◆ EXERCISE:
Copy every line of the records below word for word, leaving out the pictures.

◆ DATA:
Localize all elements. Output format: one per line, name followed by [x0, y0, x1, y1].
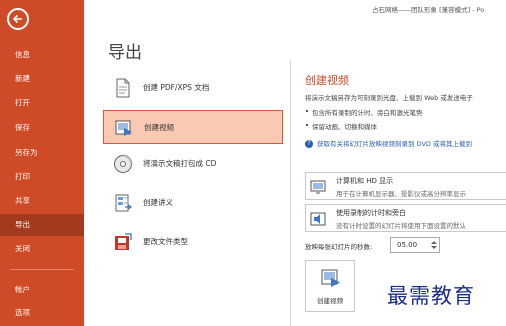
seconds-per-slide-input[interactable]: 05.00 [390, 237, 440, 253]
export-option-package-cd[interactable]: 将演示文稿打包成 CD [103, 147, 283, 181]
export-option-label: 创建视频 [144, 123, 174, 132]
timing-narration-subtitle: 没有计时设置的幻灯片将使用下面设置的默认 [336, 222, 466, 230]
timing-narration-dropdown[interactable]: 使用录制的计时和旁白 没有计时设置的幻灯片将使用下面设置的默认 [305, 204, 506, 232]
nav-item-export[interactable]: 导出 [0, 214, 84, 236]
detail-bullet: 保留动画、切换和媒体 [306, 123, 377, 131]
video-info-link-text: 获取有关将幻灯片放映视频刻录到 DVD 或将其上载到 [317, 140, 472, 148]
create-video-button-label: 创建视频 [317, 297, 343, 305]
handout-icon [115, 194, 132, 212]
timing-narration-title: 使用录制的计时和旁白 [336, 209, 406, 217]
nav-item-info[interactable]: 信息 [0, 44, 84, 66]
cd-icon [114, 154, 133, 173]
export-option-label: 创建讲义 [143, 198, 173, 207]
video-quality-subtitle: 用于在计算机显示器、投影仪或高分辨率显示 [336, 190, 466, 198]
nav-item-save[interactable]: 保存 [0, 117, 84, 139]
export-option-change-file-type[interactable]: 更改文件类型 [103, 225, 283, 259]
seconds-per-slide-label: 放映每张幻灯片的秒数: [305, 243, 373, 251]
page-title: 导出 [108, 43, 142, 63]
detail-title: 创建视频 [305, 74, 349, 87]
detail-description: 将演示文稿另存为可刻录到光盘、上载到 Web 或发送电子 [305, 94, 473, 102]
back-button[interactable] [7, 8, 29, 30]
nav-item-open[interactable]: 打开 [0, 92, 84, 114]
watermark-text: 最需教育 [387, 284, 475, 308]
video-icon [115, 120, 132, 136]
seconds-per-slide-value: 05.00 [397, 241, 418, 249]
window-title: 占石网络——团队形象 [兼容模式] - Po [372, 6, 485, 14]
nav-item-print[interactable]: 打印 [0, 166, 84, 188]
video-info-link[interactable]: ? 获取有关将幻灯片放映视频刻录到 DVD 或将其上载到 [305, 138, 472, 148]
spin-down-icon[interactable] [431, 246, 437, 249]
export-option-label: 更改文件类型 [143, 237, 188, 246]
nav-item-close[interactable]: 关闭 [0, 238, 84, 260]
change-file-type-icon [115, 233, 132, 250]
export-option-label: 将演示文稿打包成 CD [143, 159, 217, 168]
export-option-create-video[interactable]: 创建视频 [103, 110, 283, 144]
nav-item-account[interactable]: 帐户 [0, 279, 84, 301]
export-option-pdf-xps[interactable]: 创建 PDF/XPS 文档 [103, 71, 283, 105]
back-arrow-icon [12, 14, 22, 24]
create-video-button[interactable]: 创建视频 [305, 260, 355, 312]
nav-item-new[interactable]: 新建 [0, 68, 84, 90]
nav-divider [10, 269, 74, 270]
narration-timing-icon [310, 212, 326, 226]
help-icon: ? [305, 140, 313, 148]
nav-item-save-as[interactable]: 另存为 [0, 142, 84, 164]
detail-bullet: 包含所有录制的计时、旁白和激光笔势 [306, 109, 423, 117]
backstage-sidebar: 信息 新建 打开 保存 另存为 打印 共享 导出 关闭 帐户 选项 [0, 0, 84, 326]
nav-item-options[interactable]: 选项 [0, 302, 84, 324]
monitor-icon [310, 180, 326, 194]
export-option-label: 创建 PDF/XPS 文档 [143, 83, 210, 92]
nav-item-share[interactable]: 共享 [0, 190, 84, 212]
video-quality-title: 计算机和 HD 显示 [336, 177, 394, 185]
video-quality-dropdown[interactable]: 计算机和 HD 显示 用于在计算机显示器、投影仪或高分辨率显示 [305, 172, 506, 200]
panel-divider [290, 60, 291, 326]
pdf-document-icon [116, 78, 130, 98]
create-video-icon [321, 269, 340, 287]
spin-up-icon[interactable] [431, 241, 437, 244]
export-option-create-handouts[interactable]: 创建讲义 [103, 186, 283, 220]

◆ WRITTEN SOLUTION:
Localize all elements. Output format: one per line, name followed by [x0, y0, x1, y1].
seconds-per-slide-input[interactable]: 05.00 [390, 237, 440, 253]
export-option-package-cd[interactable]: 将演示文稿打包成 CD [103, 147, 283, 181]
export-option-label: 创建视频 [144, 123, 174, 132]
timing-narration-subtitle: 没有计时设置的幻灯片将使用下面设置的默认 [336, 222, 466, 230]
timing-narration-dropdown[interactable]: 使用录制的计时和旁白 没有计时设置的幻灯片将使用下面设置的默认 [305, 204, 506, 232]
nav-item-export[interactable]: 导出 [0, 214, 84, 236]
detail-bullet: 保留动画、切换和媒体 [306, 123, 377, 131]
video-info-link-text: 获取有关将幻灯片放映视频刻录到 DVD 或将其上载到 [317, 140, 472, 148]
create-video-button-label: 创建视频 [317, 297, 343, 305]
handout-icon [115, 194, 132, 212]
timing-narration-title: 使用录制的计时和旁白 [336, 209, 406, 217]
nav-item-info[interactable]: 信息 [0, 44, 84, 66]
cd-icon [114, 154, 133, 173]
export-option-label: 创建讲义 [143, 198, 173, 207]
video-quality-subtitle: 用于在计算机显示器、投影仪或高分辨率显示 [336, 190, 466, 198]
nav-item-save[interactable]: 保存 [0, 117, 84, 139]
export-option-change-file-type[interactable]: 更改文件类型 [103, 225, 283, 259]
seconds-per-slide-label: 放映每张幻灯片的秒数: [305, 243, 373, 251]
page-title: 导出 [108, 43, 142, 63]
detail-title: 创建视频 [305, 74, 349, 87]
detail-description: 将演示文稿另存为可刻录到光盘、上载到 Web 或发送电子 [305, 94, 473, 102]
back-button[interactable] [7, 8, 29, 30]
nav-item-open[interactable]: 打开 [0, 92, 84, 114]
watermark-text: 最需教育 [387, 284, 475, 308]
video-icon [115, 120, 132, 136]
seconds-per-slide-value: 05.00 [397, 241, 418, 249]
window-title: 占石网络——团队形象 [兼容模式] - Po [372, 6, 485, 14]
nav-item-print[interactable]: 打印 [0, 166, 84, 188]
video-info-link[interactable]: ? 获取有关将幻灯片放映视频刻录到 DVD 或将其上载到 [305, 138, 472, 148]
spin-down-icon[interactable] [431, 246, 437, 249]
export-option-label: 更改文件类型 [143, 237, 188, 246]
nav-item-close[interactable]: 关闭 [0, 238, 84, 260]
change-file-type-icon [115, 233, 132, 250]
export-option-label: 将演示文稿打包成 CD [143, 159, 217, 168]
export-option-create-video[interactable]: 创建视频 [103, 110, 283, 144]
nav-item-account[interactable]: 帐户 [0, 279, 84, 301]
export-option-pdf-xps[interactable]: 创建 PDF/XPS 文档 [103, 71, 283, 105]
back-arrow-icon [12, 14, 22, 24]
create-video-button[interactable]: 创建视频 [305, 260, 355, 312]
nav-item-new[interactable]: 新建 [0, 68, 84, 90]
nav-divider [10, 269, 74, 270]
narration-timing-icon [310, 212, 326, 226]
help-icon: ? [305, 140, 313, 148]
nav-item-save-as[interactable]: 另存为 [0, 142, 84, 164]
detail-bullet: 包含所有录制的计时、旁白和激光笔势 [306, 109, 423, 117]
backstage-sidebar: 信息 新建 打开 保存 另存为 打印 共享 导出 关闭 帐户 选项 [0, 0, 84, 326]
nav-item-options[interactable]: 选项 [0, 302, 84, 324]
monitor-icon [310, 180, 326, 194]
export-option-label: 创建 PDF/XPS 文档 [143, 83, 210, 92]
nav-item-share[interactable]: 共享 [0, 190, 84, 212]
video-quality-title: 计算机和 HD 显示 [336, 177, 394, 185]
video-quality-dropdown[interactable]: 计算机和 HD 显示 用于在计算机显示器、投影仪或高分辨率显示 [305, 172, 506, 200]
panel-divider [290, 60, 291, 326]
pdf-document-icon [116, 78, 130, 98]
create-video-icon [321, 269, 340, 287]
spin-up-icon[interactable] [431, 241, 437, 244]
export-option-create-handouts[interactable]: 创建讲义 [103, 186, 283, 220]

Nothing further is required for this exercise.